INPUT MATERIAL:
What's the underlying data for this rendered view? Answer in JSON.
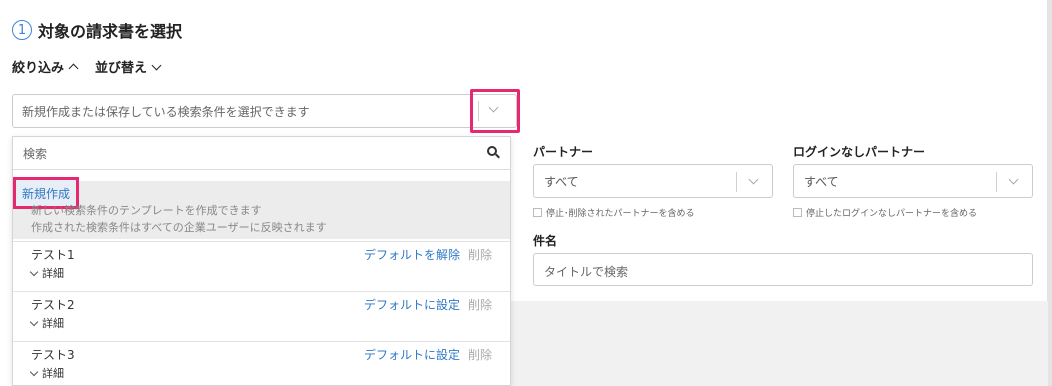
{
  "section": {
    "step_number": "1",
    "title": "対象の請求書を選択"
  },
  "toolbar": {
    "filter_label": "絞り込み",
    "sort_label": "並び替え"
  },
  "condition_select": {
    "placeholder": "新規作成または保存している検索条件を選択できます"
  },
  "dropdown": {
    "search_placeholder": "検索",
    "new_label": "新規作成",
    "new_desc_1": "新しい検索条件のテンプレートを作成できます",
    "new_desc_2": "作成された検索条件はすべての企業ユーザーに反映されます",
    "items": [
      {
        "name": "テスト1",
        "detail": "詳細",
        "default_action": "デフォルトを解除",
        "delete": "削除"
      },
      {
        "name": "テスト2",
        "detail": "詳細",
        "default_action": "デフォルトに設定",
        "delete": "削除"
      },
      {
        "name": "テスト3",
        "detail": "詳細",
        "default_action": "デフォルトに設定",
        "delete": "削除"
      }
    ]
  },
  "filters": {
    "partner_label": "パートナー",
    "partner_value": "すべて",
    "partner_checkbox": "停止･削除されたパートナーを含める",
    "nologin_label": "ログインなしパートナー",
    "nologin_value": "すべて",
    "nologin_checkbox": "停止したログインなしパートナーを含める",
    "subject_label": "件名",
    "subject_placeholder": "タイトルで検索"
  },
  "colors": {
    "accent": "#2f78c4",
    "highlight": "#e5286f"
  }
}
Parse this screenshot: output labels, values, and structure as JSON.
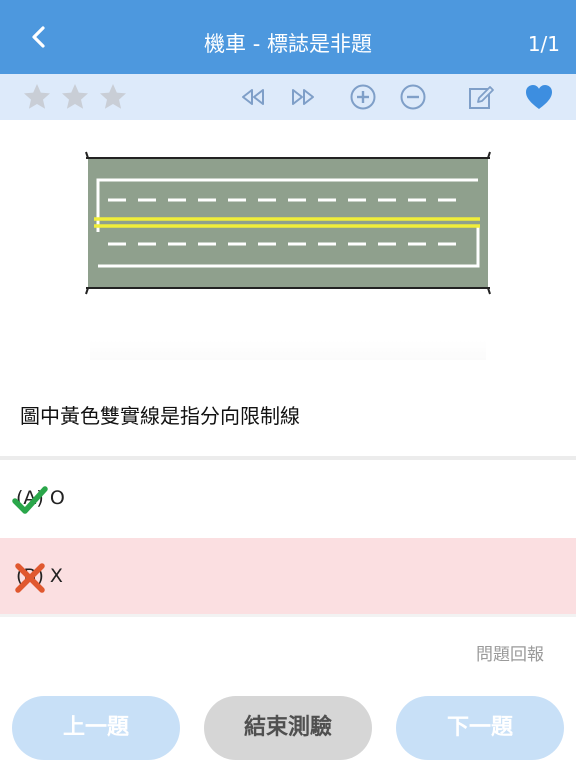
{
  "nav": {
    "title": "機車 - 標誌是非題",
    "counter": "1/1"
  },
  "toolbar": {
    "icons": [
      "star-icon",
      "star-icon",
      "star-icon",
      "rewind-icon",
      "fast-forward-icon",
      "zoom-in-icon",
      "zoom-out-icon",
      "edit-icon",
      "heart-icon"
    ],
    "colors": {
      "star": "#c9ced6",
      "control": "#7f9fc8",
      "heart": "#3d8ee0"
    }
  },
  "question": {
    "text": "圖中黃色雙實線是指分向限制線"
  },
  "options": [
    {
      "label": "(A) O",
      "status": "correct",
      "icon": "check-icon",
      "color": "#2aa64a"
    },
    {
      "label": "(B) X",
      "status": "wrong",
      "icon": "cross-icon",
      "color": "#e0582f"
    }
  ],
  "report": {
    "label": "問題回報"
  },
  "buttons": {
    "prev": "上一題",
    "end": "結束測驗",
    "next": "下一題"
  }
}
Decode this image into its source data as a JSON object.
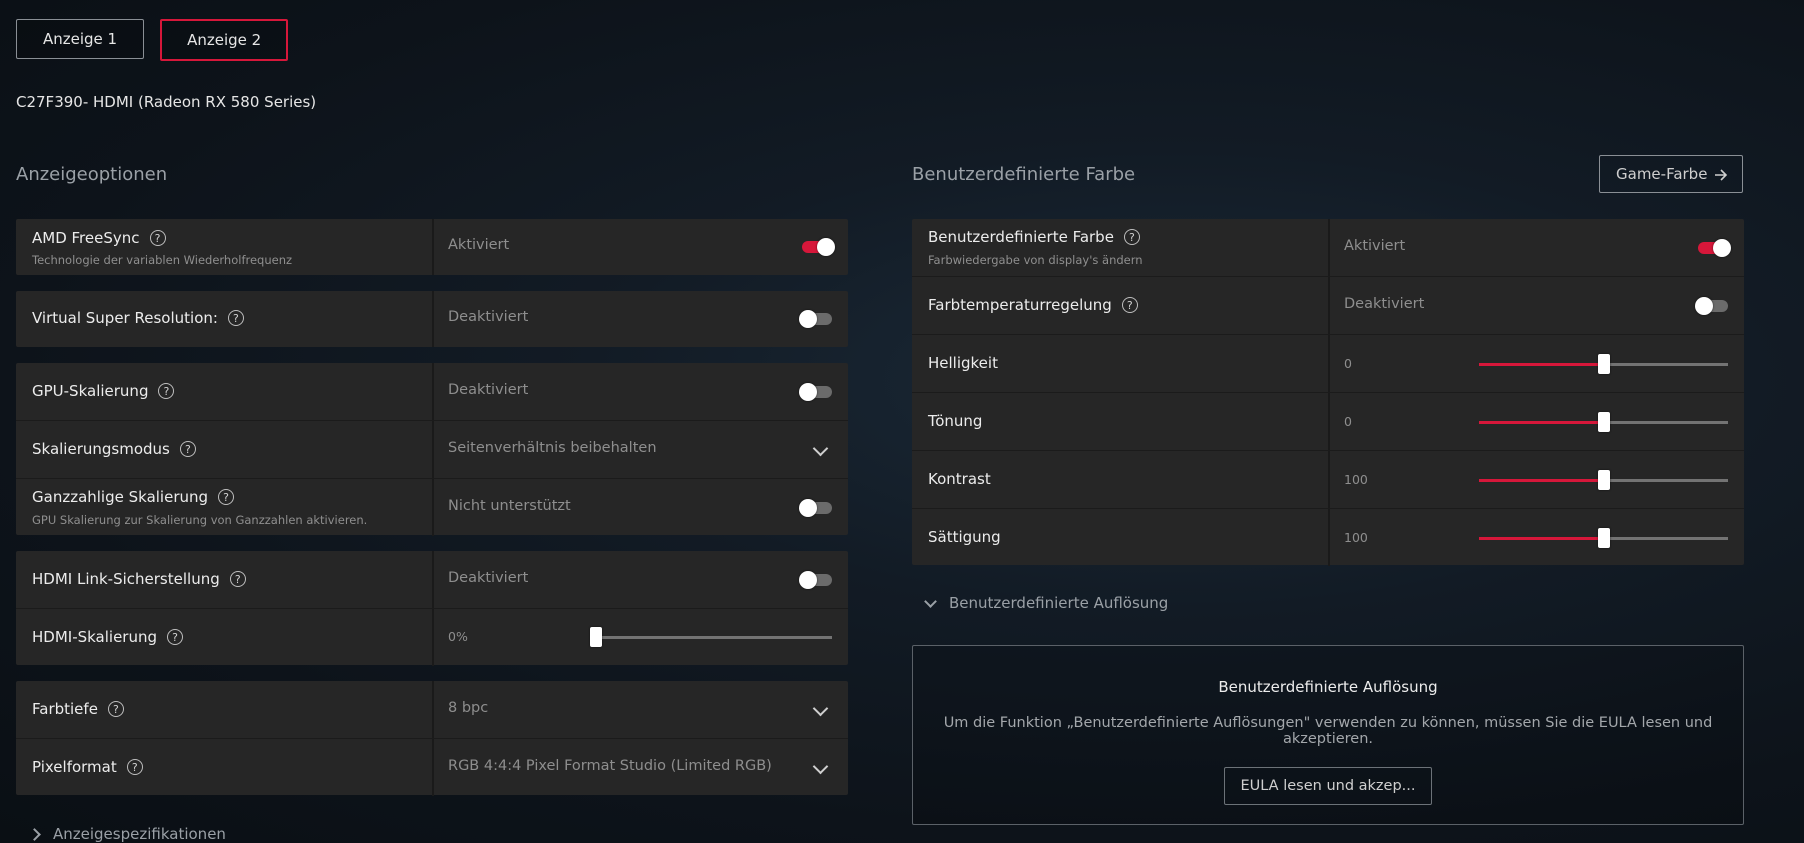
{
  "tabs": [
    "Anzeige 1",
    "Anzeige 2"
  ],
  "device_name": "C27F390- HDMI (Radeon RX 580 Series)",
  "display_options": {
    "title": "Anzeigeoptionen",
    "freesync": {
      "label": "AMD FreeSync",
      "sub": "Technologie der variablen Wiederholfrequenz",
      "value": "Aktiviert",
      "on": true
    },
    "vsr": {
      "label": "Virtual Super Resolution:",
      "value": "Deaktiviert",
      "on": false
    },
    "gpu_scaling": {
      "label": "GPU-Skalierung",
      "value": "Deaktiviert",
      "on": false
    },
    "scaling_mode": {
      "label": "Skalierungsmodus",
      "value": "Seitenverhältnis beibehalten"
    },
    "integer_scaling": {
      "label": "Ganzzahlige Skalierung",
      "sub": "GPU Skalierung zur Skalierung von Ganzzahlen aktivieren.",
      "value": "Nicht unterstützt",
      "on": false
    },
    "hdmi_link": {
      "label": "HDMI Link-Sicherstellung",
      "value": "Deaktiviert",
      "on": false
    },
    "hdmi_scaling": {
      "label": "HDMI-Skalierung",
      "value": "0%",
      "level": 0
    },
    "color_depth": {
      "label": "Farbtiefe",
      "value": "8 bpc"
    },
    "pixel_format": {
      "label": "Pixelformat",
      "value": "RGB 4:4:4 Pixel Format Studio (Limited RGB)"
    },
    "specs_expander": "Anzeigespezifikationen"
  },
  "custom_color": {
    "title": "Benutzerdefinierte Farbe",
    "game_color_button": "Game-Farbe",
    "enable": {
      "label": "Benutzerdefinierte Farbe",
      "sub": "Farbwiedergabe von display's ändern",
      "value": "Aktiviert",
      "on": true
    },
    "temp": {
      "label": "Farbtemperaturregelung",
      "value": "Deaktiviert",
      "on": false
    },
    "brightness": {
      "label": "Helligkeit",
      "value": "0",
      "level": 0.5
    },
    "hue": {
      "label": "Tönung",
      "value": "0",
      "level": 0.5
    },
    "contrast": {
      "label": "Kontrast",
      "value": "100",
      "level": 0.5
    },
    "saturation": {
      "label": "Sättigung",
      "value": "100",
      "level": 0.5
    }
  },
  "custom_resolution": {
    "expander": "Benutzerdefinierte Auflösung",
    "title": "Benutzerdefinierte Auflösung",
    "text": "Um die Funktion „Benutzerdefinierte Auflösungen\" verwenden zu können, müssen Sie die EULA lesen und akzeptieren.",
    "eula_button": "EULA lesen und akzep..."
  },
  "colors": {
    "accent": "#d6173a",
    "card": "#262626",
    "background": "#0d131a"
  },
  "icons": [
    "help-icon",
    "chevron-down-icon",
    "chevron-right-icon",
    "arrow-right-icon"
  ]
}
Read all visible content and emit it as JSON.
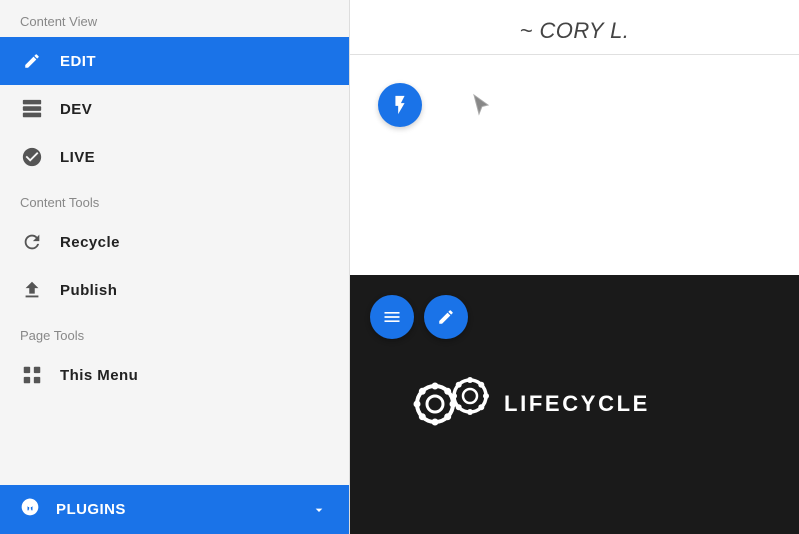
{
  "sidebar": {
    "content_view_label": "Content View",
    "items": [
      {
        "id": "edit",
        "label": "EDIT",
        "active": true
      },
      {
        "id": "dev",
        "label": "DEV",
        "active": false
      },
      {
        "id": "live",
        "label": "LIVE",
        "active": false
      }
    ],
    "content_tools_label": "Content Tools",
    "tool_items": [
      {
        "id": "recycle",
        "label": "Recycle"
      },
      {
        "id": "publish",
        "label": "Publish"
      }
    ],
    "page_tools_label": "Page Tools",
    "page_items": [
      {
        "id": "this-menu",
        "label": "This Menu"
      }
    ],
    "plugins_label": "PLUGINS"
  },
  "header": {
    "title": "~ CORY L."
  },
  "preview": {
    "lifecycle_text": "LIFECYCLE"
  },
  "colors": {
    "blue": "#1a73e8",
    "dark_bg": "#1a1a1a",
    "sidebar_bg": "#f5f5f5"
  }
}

EXERCISE: Using the material above, retype each entry exactly and omit the pictures.

ANSWER FOR THIS EXERCISE:
What's the underlying data for this rendered view? Answer in JSON.
{
  "section": {
    "step_number": "1",
    "title": "対象の請求書を選択"
  },
  "toolbar": {
    "filter_label": "絞り込み",
    "sort_label": "並び替え"
  },
  "condition_select": {
    "placeholder": "新規作成または保存している検索条件を選択できます"
  },
  "dropdown": {
    "search_placeholder": "検索",
    "new_label": "新規作成",
    "new_desc_1": "新しい検索条件のテンプレートを作成できます",
    "new_desc_2": "作成された検索条件はすべての企業ユーザーに反映されます",
    "items": [
      {
        "name": "テスト1",
        "detail": "詳細",
        "default_action": "デフォルトを解除",
        "delete": "削除"
      },
      {
        "name": "テスト2",
        "detail": "詳細",
        "default_action": "デフォルトに設定",
        "delete": "削除"
      },
      {
        "name": "テスト3",
        "detail": "詳細",
        "default_action": "デフォルトに設定",
        "delete": "削除"
      }
    ]
  },
  "filters": {
    "partner_label": "パートナー",
    "partner_value": "すべて",
    "partner_checkbox": "停止･削除されたパートナーを含める",
    "nologin_label": "ログインなしパートナー",
    "nologin_value": "すべて",
    "nologin_checkbox": "停止したログインなしパートナーを含める",
    "subject_label": "件名",
    "subject_placeholder": "タイトルで検索"
  },
  "colors": {
    "accent": "#2f78c4",
    "highlight": "#e5286f"
  }
}
Parse this screenshot: output labels, values, and structure as JSON.
{
  "nav": {
    "title": "機車 - 標誌是非題",
    "counter": "1/1"
  },
  "toolbar": {
    "icons": [
      "star-icon",
      "star-icon",
      "star-icon",
      "rewind-icon",
      "fast-forward-icon",
      "zoom-in-icon",
      "zoom-out-icon",
      "edit-icon",
      "heart-icon"
    ],
    "colors": {
      "star": "#c9ced6",
      "control": "#7f9fc8",
      "heart": "#3d8ee0"
    }
  },
  "question": {
    "text": "圖中黃色雙實線是指分向限制線"
  },
  "options": [
    {
      "label": "(A) O",
      "status": "correct",
      "icon": "check-icon",
      "color": "#2aa64a"
    },
    {
      "label": "(B) X",
      "status": "wrong",
      "icon": "cross-icon",
      "color": "#e0582f"
    }
  ],
  "report": {
    "label": "問題回報"
  },
  "buttons": {
    "prev": "上一題",
    "end": "結束測驗",
    "next": "下一題"
  }
}
Decode this image into its source data as a JSON object.
{
  "tabs": [
    "Anzeige 1",
    "Anzeige 2"
  ],
  "device_name": "C27F390- HDMI (Radeon RX 580 Series)",
  "display_options": {
    "title": "Anzeigeoptionen",
    "freesync": {
      "label": "AMD FreeSync",
      "sub": "Technologie der variablen Wiederholfrequenz",
      "value": "Aktiviert",
      "on": true
    },
    "vsr": {
      "label": "Virtual Super Resolution:",
      "value": "Deaktiviert",
      "on": false
    },
    "gpu_scaling": {
      "label": "GPU-Skalierung",
      "value": "Deaktiviert",
      "on": false
    },
    "scaling_mode": {
      "label": "Skalierungsmodus",
      "value": "Seitenverhältnis beibehalten"
    },
    "integer_scaling": {
      "label": "Ganzzahlige Skalierung",
      "sub": "GPU Skalierung zur Skalierung von Ganzzahlen aktivieren.",
      "value": "Nicht unterstützt",
      "on": false
    },
    "hdmi_link": {
      "label": "HDMI Link-Sicherstellung",
      "value": "Deaktiviert",
      "on": false
    },
    "hdmi_scaling": {
      "label": "HDMI-Skalierung",
      "value": "0%",
      "level": 0
    },
    "color_depth": {
      "label": "Farbtiefe",
      "value": "8 bpc"
    },
    "pixel_format": {
      "label": "Pixelformat",
      "value": "RGB 4:4:4 Pixel Format Studio (Limited RGB)"
    },
    "specs_expander": "Anzeigespezifikationen"
  },
  "custom_color": {
    "title": "Benutzerdefinierte Farbe",
    "game_color_button": "Game-Farbe",
    "enable": {
      "label": "Benutzerdefinierte Farbe",
      "sub": "Farbwiedergabe von display's ändern",
      "value": "Aktiviert",
      "on": true
    },
    "temp": {
      "label": "Farbtemperaturregelung",
      "value": "Deaktiviert",
      "on": false
    },
    "brightness": {
      "label": "Helligkeit",
      "value": "0",
      "level": 0.5
    },
    "hue": {
      "label": "Tönung",
      "value": "0",
      "level": 0.5
    },
    "contrast": {
      "label": "Kontrast",
      "value": "100",
      "level": 0.5
    },
    "saturation": {
      "label": "Sättigung",
      "value": "100",
      "level": 0.5
    }
  },
  "custom_resolution": {
    "expander": "Benutzerdefinierte Auflösung",
    "title": "Benutzerdefinierte Auflösung",
    "text": "Um die Funktion „Benutzerdefinierte Auflösungen\" verwenden zu können, müssen Sie die EULA lesen und akzeptieren.",
    "eula_button": "EULA lesen und akzep..."
  },
  "colors": {
    "accent": "#d6173a",
    "card": "#262626",
    "background": "#0d131a"
  },
  "icons": [
    "help-icon",
    "chevron-down-icon",
    "chevron-right-icon",
    "arrow-right-icon"
  ]
}
Read all visible content and emit it as JSON.
{
  "sidebar": {
    "content_view_label": "Content View",
    "items": [
      {
        "id": "edit",
        "label": "EDIT",
        "active": true
      },
      {
        "id": "dev",
        "label": "DEV",
        "active": false
      },
      {
        "id": "live",
        "label": "LIVE",
        "active": false
      }
    ],
    "content_tools_label": "Content Tools",
    "tool_items": [
      {
        "id": "recycle",
        "label": "Recycle"
      },
      {
        "id": "publish",
        "label": "Publish"
      }
    ],
    "page_tools_label": "Page Tools",
    "page_items": [
      {
        "id": "this-menu",
        "label": "This Menu"
      }
    ],
    "plugins_label": "PLUGINS"
  },
  "header": {
    "title": "~ CORY L."
  },
  "preview": {
    "lifecycle_text": "LIFECYCLE"
  },
  "colors": {
    "blue": "#1a73e8",
    "dark_bg": "#1a1a1a",
    "sidebar_bg": "#f5f5f5"
  }
}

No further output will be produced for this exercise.